■ TO DO
Give the listing again exactly, omitting its images.

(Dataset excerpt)

================================

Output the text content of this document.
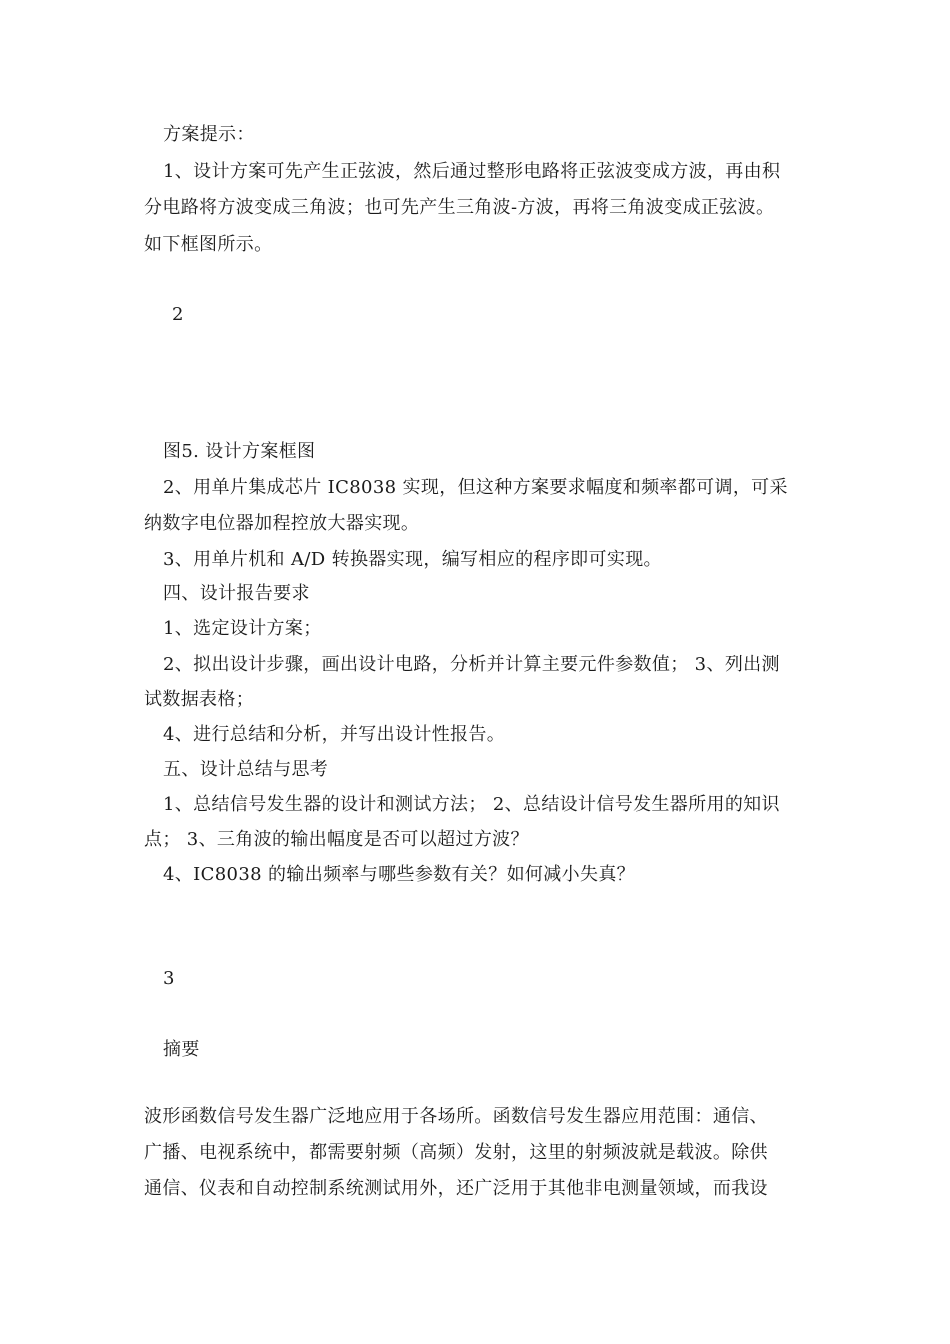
方案提示：
1、设计方案可先产生正弦波，然后通过整形电路将正弦波变成方波，再由积
分电路将方波变成三角波；也可先产生三角波-方波，再将三角波变成正弦波。
如下框图所示。
2
图5. 设计方案框图
2、用单片集成芯片 IC8038 实现，但这种方案要求幅度和频率都可调，可采
纳数字电位器加程控放大器实现。
3、用单片机和 A/D 转换器实现，编写相应的程序即可实现。
四、设计报告要求
1、选定设计方案；
2、拟出设计步骤，画出设计电路，分析并计算主要元件参数值； 3、列出测
试数据表格；
4、进行总结和分析，并写出设计性报告。
五、设计总结与思考
1、总结信号发生器的设计和测试方法； 2、总结设计信号发生器所用的知识
点； 3、三角波的输出幅度是否可以超过方波？
4、IC8038 的输出频率与哪些参数有关？如何减小失真？
3
摘要
波形函数信号发生器广泛地应用于各场所。函数信号发生器应用范围：通信、
广播、电视系统中，都需要射频（高频）发射，这里的射频波就是载波。除供
通信、仪表和自动控制系统测试用外，还广泛用于其他非电测量领域，而我设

================================

■ SOLUTION FOR THIS PROBLEM
Output the text content of this document.
方案提示：
1、设计方案可先产生正弦波，然后通过整形电路将正弦波变成方波，再由积
分电路将方波变成三角波；也可先产生三角波-方波，再将三角波变成正弦波。
如下框图所示。
2
图5. 设计方案框图
2、用单片集成芯片 IC8038 实现，但这种方案要求幅度和频率都可调，可采
纳数字电位器加程控放大器实现。
3、用单片机和 A/D 转换器实现，编写相应的程序即可实现。
四、设计报告要求
1、选定设计方案；
2、拟出设计步骤，画出设计电路，分析并计算主要元件参数值； 3、列出测
试数据表格；
4、进行总结和分析，并写出设计性报告。
五、设计总结与思考
1、总结信号发生器的设计和测试方法； 2、总结设计信号发生器所用的知识
点； 3、三角波的输出幅度是否可以超过方波？
4、IC8038 的输出频率与哪些参数有关？如何减小失真？
3
摘要
波形函数信号发生器广泛地应用于各场所。函数信号发生器应用范围：通信、
广播、电视系统中，都需要射频（高频）发射，这里的射频波就是载波。除供
通信、仪表和自动控制系统测试用外，还广泛用于其他非电测量领域，而我设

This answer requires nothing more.